> **Set task**: In the records that follow, show each line where the word "color" is present.

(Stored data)

>> Start

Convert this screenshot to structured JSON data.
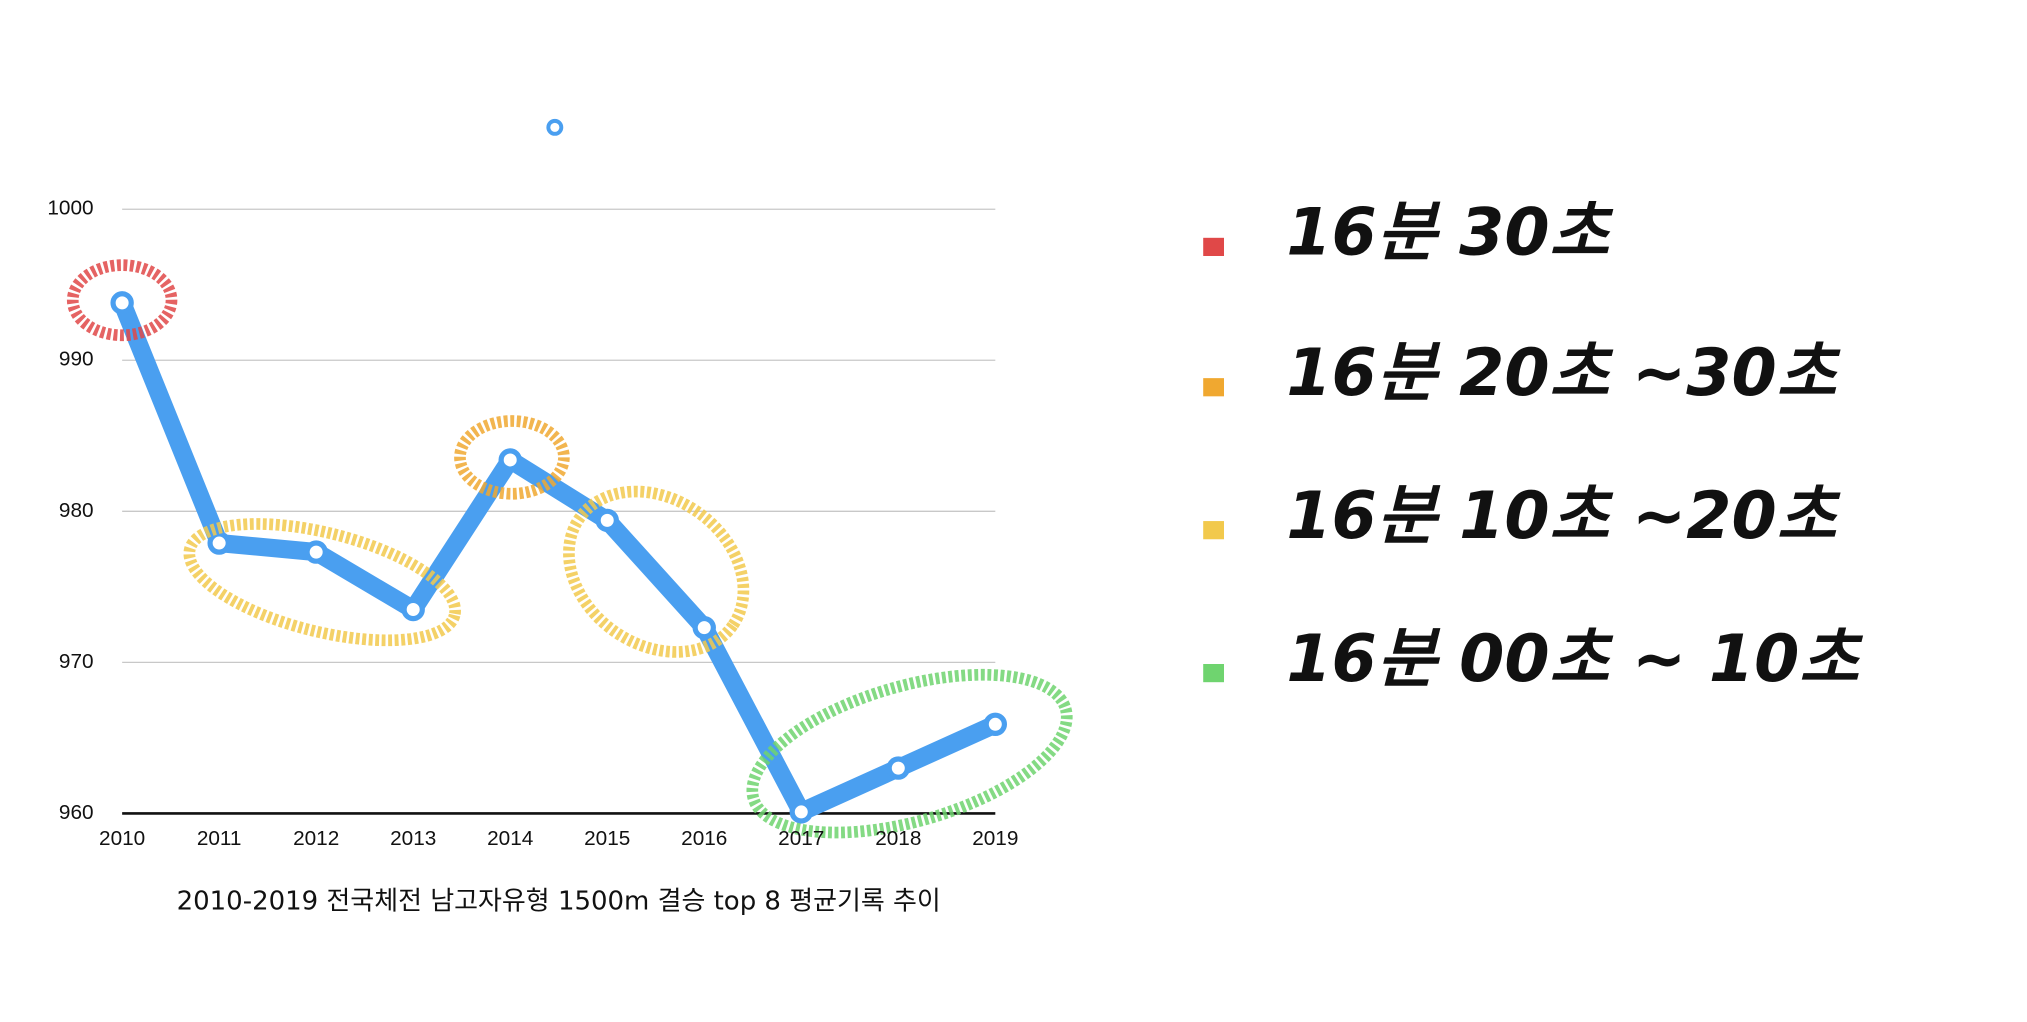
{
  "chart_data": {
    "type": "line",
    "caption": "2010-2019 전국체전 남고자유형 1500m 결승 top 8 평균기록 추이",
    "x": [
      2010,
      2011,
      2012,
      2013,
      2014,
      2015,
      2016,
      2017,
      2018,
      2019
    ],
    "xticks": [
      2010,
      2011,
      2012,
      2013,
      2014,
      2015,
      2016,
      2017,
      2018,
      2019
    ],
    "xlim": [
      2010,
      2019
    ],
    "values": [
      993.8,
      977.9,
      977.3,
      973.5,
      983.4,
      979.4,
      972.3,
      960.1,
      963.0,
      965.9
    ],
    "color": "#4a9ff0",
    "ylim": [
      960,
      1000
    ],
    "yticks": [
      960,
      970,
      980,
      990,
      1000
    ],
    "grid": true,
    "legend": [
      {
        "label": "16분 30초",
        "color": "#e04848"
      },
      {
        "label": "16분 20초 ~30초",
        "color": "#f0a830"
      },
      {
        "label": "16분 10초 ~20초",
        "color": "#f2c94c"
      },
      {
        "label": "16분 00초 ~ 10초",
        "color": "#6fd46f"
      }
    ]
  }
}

>> End

> **Final result**:
    "color": "#4a9ff0",
        "color": "#e04848"
        "color": "#f0a830"
        "color": "#f2c94c"
        "color": "#6fd46f"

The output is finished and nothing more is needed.